◆ **RECORDS PROVIDED**:
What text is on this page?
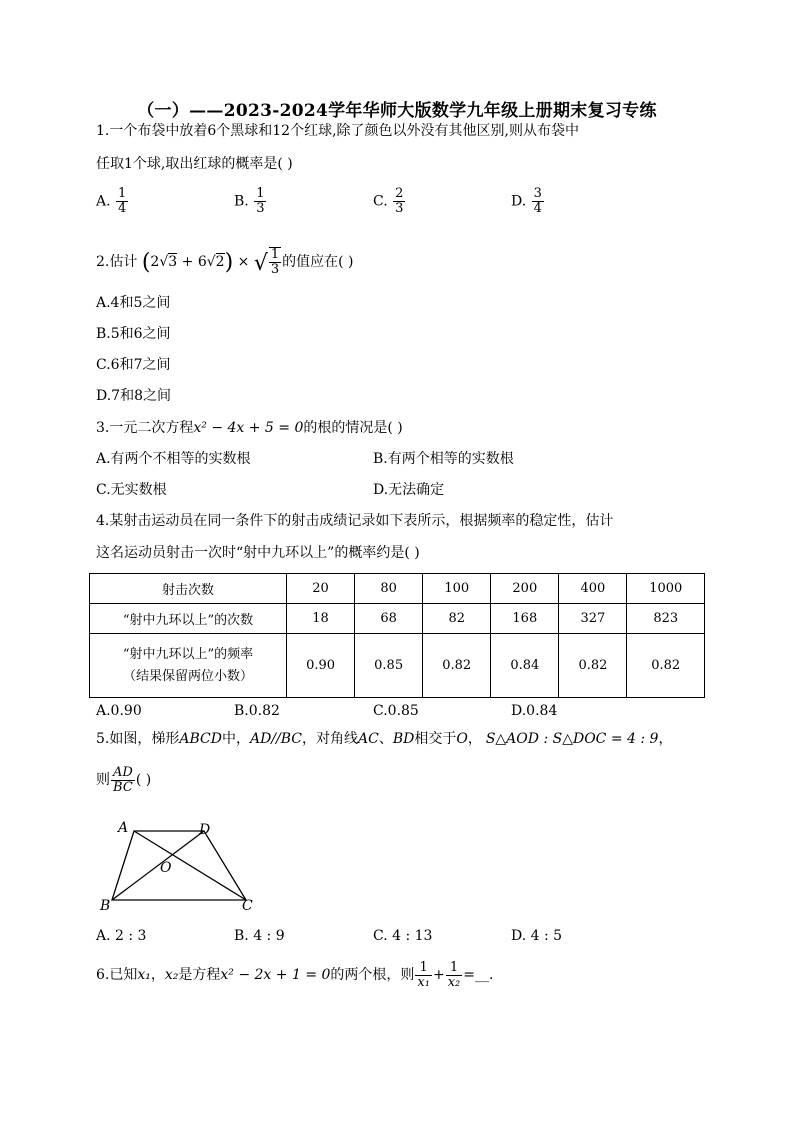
（一）——2023-2024学年华师大版数学九年级上册期末复习专练
1.一个布袋中放着6个黑球和12个红球,除了颜色以外没有其他区别,则从布袋中
任取1个球,取出红球的概率是( )
A. $\frac{1}{4}$	B. $\frac{1}{3}$	C. $\frac{2}{3}$	D. $\frac{3}{4}$
2.估计 (2√3 + 6√2) × √ $\frac{1}{3}$ 的值应在( )
A.4和5之间
B.5和6之间
C.6和7之间
D.7和8之间
3.一元二次方程x² − 4x + 5 = 0的根的情况是( )
A.有两个不相等的实数根	B.有两个相等的实数根
C.无实数根	D.无法确定
4.某射击运动员在同一条件下的射击成绩记录如下表所示，根据频率的稳定性，估计
这名运动员射击一次时“射中九环以上”的概率约是( )
射击次数	20	80	100	200	400	1000
“射中九环以上”的次数	18	68	82	168	327	823

“射中九环以上”的频率
（结果保留两位小数）	0.90	0.85	0.82	0.84	0.82	0.82
A.0.90	B.0.82	C.0.85	D.0.84
5.如图，梯形ABCD中，AD//BC，对角线AC、BD相交于O， S△AOD : S△DOC = 4 : 9，
则 $\frac{AD}{BC}$ ( )
A	D
O
B	C
A. 2 : 3	B. 4 : 9	C. 4 : 13	D. 4 : 5
6.已知x₁，x₂是方程x² − 2x + 1 = 0的两个根，则 $\frac{1}{\text{x₁}} + \frac{1}{\text{x₂}}$ =__.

◆ **BRIEF**: Copy all the data exactly as written, but skip any picture.

◆ **EXPECTED ANSWER**:
What text is on this page?
（一）——2023-2024学年华师大版数学九年级上册期末复习专练
1.一个布袋中放着6个黑球和12个红球,除了颜色以外没有其他区别,则从布袋中
任取1个球,取出红球的概率是( )
A. $\frac{1}{4}$	B. $\frac{1}{3}$	C. $\frac{2}{3}$	D. $\frac{3}{4}$
2.估计 (2√3 + 6√2) × √ $\frac{1}{3}$ 的值应在( )
A.4和5之间
B.5和6之间
C.6和7之间
D.7和8之间
3.一元二次方程x² − 4x + 5 = 0的根的情况是( )
A.有两个不相等的实数根	B.有两个相等的实数根
C.无实数根	D.无法确定
4.某射击运动员在同一条件下的射击成绩记录如下表所示，根据频率的稳定性，估计
这名运动员射击一次时“射中九环以上”的概率约是( )
射击次数	20	80	100	200	400	1000
“射中九环以上”的次数	18	68	82	168	327	823

“射中九环以上”的频率
（结果保留两位小数）	0.90	0.85	0.82	0.84	0.82	0.82
A.0.90	B.0.82	C.0.85	D.0.84
5.如图，梯形ABCD中，AD//BC，对角线AC、BD相交于O， S△AOD : S△DOC = 4 : 9，
则 $\frac{AD}{BC}$ ( )
A	D
O
B	C
A. 2 : 3	B. 4 : 9	C. 4 : 13	D. 4 : 5
6.已知x₁，x₂是方程x² − 2x + 1 = 0的两个根，则 $\frac{1}{\text{x₁}} + \frac{1}{\text{x₂}}$ =__.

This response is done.